> **Given entries**:
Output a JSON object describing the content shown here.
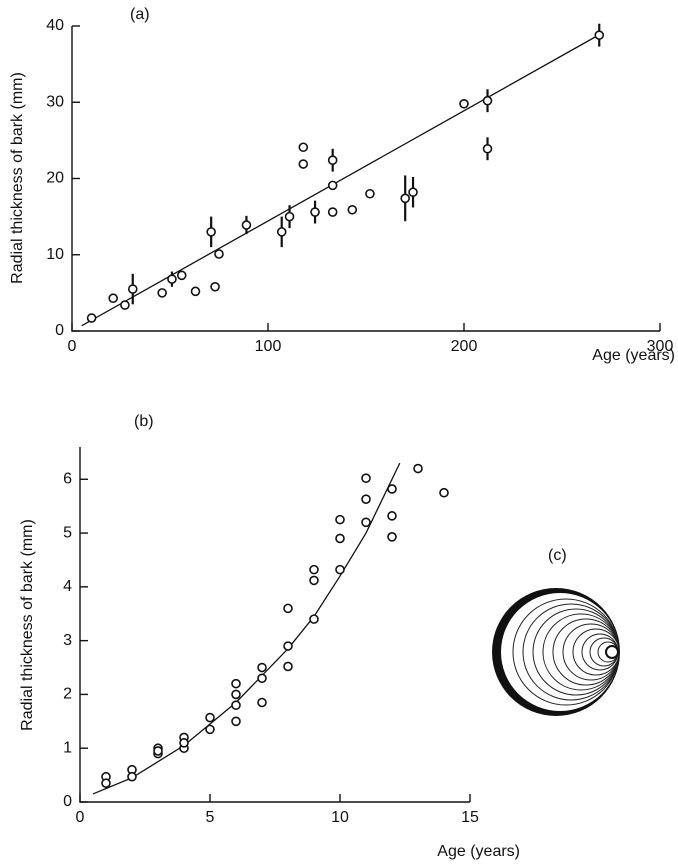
{
  "chart_data": [
    {
      "type": "scatter",
      "title": "(a)",
      "x_label": "Age (years)",
      "y_label": "Radial thickness of bark (mm)",
      "xlim": [
        0,
        300
      ],
      "ylim": [
        0,
        40
      ],
      "xticks": [
        0,
        100,
        200,
        300
      ],
      "yticks": [
        0,
        10,
        20,
        30,
        40
      ],
      "series": [
        {
          "color": "#111111",
          "x": [
            10,
            21,
            27,
            31,
            46,
            51,
            56,
            63,
            71,
            73,
            75,
            89,
            107,
            111,
            118,
            118,
            124,
            133,
            133,
            133,
            143,
            152,
            170,
            174,
            200,
            212,
            212,
            269
          ],
          "values": [
            1.7,
            4.3,
            3.4,
            5.5,
            5.0,
            6.8,
            7.3,
            5.2,
            13.0,
            5.8,
            10.1,
            13.9,
            13.0,
            15.0,
            24.1,
            21.9,
            15.6,
            22.4,
            19.1,
            15.6,
            15.9,
            18.0,
            17.4,
            18.2,
            29.8,
            30.2,
            23.9,
            38.8
          ],
          "errors": [
            null,
            null,
            null,
            2,
            null,
            1,
            null,
            null,
            2,
            null,
            null,
            1.2,
            2,
            1.5,
            null,
            null,
            1.5,
            1.5,
            null,
            null,
            null,
            null,
            3,
            2,
            null,
            1.5,
            1.5,
            1.5
          ]
        }
      ],
      "fit": {
        "x": [
          5,
          270
        ],
        "values": [
          0.7,
          39
        ]
      }
    },
    {
      "type": "scatter",
      "title": "(b)",
      "x_label": "Age (years)",
      "y_label": "Radial thickness of bark (mm)",
      "xlim": [
        0,
        15
      ],
      "ylim": [
        0,
        6.6
      ],
      "xticks": [
        0,
        5,
        10,
        15
      ],
      "yticks": [
        0,
        1,
        2,
        3,
        4,
        5,
        6
      ],
      "series": [
        {
          "color": "#111111",
          "x": [
            1,
            1,
            2,
            2,
            3,
            3,
            3,
            4,
            4,
            4,
            5,
            5,
            6,
            6,
            6,
            6,
            7,
            7,
            7,
            8,
            8,
            8,
            9,
            9,
            9,
            10,
            10,
            10,
            11,
            11,
            11,
            12,
            12,
            12,
            13,
            14
          ],
          "values": [
            0.47,
            0.35,
            0.6,
            0.47,
            1.0,
            0.9,
            0.95,
            1.2,
            1.0,
            1.1,
            1.57,
            1.35,
            2.2,
            2.0,
            1.8,
            1.5,
            2.5,
            2.3,
            1.85,
            3.6,
            2.9,
            2.52,
            4.32,
            4.12,
            3.4,
            5.25,
            4.9,
            4.32,
            6.02,
            5.63,
            5.2,
            5.82,
            5.32,
            4.93,
            6.2,
            5.75
          ]
        }
      ],
      "fit": {
        "x": [
          0.5,
          2,
          4,
          6,
          8,
          9,
          10,
          11,
          12.3
        ],
        "values": [
          0.15,
          0.45,
          1.05,
          1.85,
          2.85,
          3.45,
          4.2,
          5.0,
          6.3
        ]
      }
    }
  ],
  "diagram": {
    "label": "(c)"
  }
}
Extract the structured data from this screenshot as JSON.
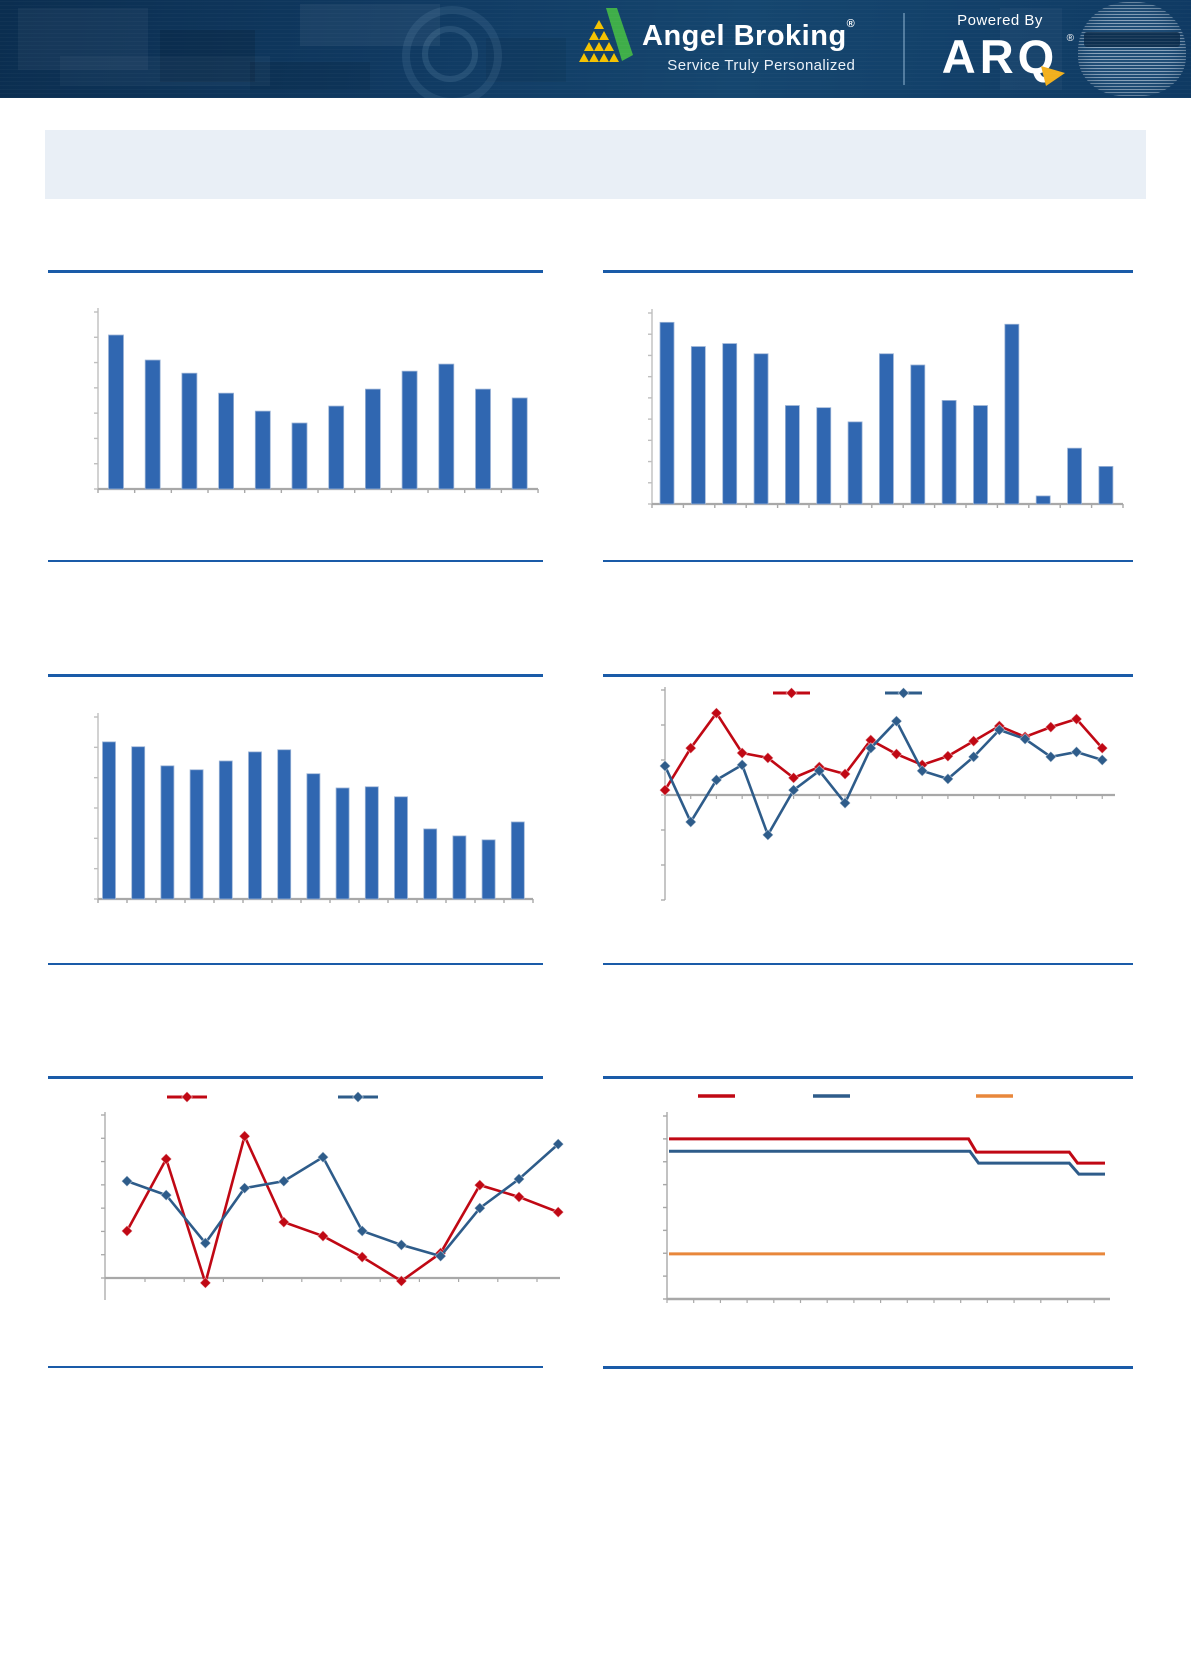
{
  "header": {
    "brand": {
      "name": "Angel Broking",
      "registered": "®",
      "tagline": "Service Truly Personalized"
    },
    "powered_by": {
      "label": "Powered By",
      "product": "ARQ",
      "registered": "®"
    },
    "colors": {
      "banner_dark": "#0B2E50",
      "banner_light": "#15466F",
      "logo_green": "#3FAE49",
      "logo_gold": "#F4C200",
      "arq_gold": "#F2B01E",
      "text": "#FFFFFF"
    }
  },
  "summary_panel": {
    "background": "#E9EFF6",
    "text": ""
  },
  "rules": {
    "color": "#1A5BA8"
  },
  "chart_colors": {
    "bar": "#3067B1",
    "bar_edge": "#9BB3D6",
    "red": "#C00814",
    "blue": "#2E5C8A",
    "orange": "#E8873B",
    "axis": "#BFBFBF",
    "zero_axis": "#A8A8A8"
  },
  "chart_data": [
    {
      "id": "top_left_bar",
      "type": "bar",
      "title": "",
      "xlabel": "",
      "ylabel": "",
      "ylim": [
        0,
        7
      ],
      "y_tick_interval": 1,
      "tick_labels_visible": false,
      "grid": false,
      "categories": [
        "",
        "",
        "",
        "",
        "",
        "",
        "",
        "",
        "",
        "",
        "",
        ""
      ],
      "values": [
        6.09,
        5.1,
        4.58,
        3.79,
        3.08,
        2.61,
        3.28,
        3.95,
        4.66,
        4.94,
        3.95,
        3.6
      ]
    },
    {
      "id": "top_right_bar",
      "type": "bar",
      "title": "",
      "xlabel": "",
      "ylabel": "",
      "ylim": [
        0,
        9
      ],
      "y_tick_interval": 1,
      "tick_labels_visible": false,
      "grid": false,
      "categories": [
        "",
        "",
        "",
        "",
        "",
        "",
        "",
        "",
        "",
        "",
        "",
        "",
        "",
        "",
        ""
      ],
      "values": [
        8.56,
        7.42,
        7.56,
        7.08,
        4.64,
        4.54,
        3.87,
        7.08,
        6.55,
        4.88,
        4.64,
        8.47,
        0.38,
        2.63,
        1.77
      ]
    },
    {
      "id": "mid_left_bar",
      "type": "bar",
      "title": "",
      "xlabel": "",
      "ylabel": "",
      "ylim": [
        0,
        6
      ],
      "y_tick_interval": 1,
      "tick_labels_visible": false,
      "grid": false,
      "categories": [
        "",
        "",
        "",
        "",
        "",
        "",
        "",
        "",
        "",
        "",
        "",
        "",
        "",
        "",
        ""
      ],
      "values": [
        5.18,
        5.02,
        4.39,
        4.26,
        4.55,
        4.85,
        4.92,
        4.13,
        3.66,
        3.7,
        3.37,
        2.31,
        2.08,
        1.95,
        2.54
      ]
    },
    {
      "id": "mid_right_line",
      "type": "line",
      "title": "",
      "xlabel": "",
      "ylabel": "",
      "ylim": [
        -3,
        3
      ],
      "y_tick_interval": 1,
      "tick_labels_visible": false,
      "grid": false,
      "legend_visible": true,
      "legend_position": "top",
      "series": [
        {
          "name": "series-red",
          "label": "",
          "color_key": "red",
          "values": [
            0.14,
            1.34,
            2.34,
            1.2,
            1.06,
            0.49,
            0.8,
            0.6,
            1.57,
            1.17,
            0.86,
            1.11,
            1.54,
            1.97,
            1.66,
            1.94,
            2.17,
            1.34
          ]
        },
        {
          "name": "series-blue",
          "label": "",
          "color_key": "blue",
          "values": [
            0.83,
            -0.77,
            0.43,
            0.86,
            -1.14,
            0.14,
            0.69,
            -0.23,
            1.34,
            2.11,
            0.69,
            0.46,
            1.09,
            1.86,
            1.6,
            1.09,
            1.23,
            1.0
          ]
        }
      ]
    },
    {
      "id": "bottom_left_line",
      "type": "line",
      "title": "",
      "xlabel": "",
      "ylabel": "",
      "ylim": [
        -0.94,
        7
      ],
      "y_tick_interval": 1,
      "tick_labels_visible": false,
      "grid": false,
      "legend_visible": true,
      "legend_position": "top",
      "series": [
        {
          "name": "series-red",
          "label": "",
          "color_key": "red",
          "values": [
            2.02,
            5.11,
            -0.21,
            6.09,
            2.4,
            1.8,
            0.9,
            -0.13,
            1.07,
            3.99,
            3.48,
            2.83
          ]
        },
        {
          "name": "series-blue",
          "label": "",
          "color_key": "blue",
          "values": [
            4.16,
            3.56,
            1.5,
            3.86,
            4.16,
            5.19,
            2.02,
            1.42,
            0.94,
            3.0,
            4.25,
            5.75
          ]
        }
      ]
    },
    {
      "id": "bottom_right_rates",
      "type": "step_line",
      "title": "",
      "xlabel": "",
      "ylabel": "",
      "ylim": [
        0,
        8
      ],
      "y_tick_interval": 1,
      "tick_labels_visible": false,
      "grid": false,
      "legend_visible": true,
      "legend_position": "top",
      "series": [
        {
          "name": "series-red",
          "label": "",
          "color_key": "red",
          "points": [
            [
              0,
              7.0
            ],
            [
              0.687,
              7.0
            ],
            [
              0.705,
              6.42
            ],
            [
              0.918,
              6.42
            ],
            [
              0.937,
              5.94
            ],
            [
              1,
              5.94
            ]
          ]
        },
        {
          "name": "series-blue",
          "label": "",
          "color_key": "blue",
          "points": [
            [
              0,
              6.46
            ],
            [
              0.69,
              6.46
            ],
            [
              0.71,
              5.94
            ],
            [
              0.918,
              5.94
            ],
            [
              0.94,
              5.46
            ],
            [
              1,
              5.46
            ]
          ]
        },
        {
          "name": "series-orange",
          "label": "",
          "color_key": "orange",
          "points": [
            [
              0,
              1.97
            ],
            [
              1,
              1.97
            ]
          ]
        }
      ]
    }
  ]
}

> **Exercise instructions**:
Pull out all lines from the entries above that include the word "orange".

> **Complete answer**:
    "orange": "#E8873B",
          "name": "series-orange",
          "color_key": "orange",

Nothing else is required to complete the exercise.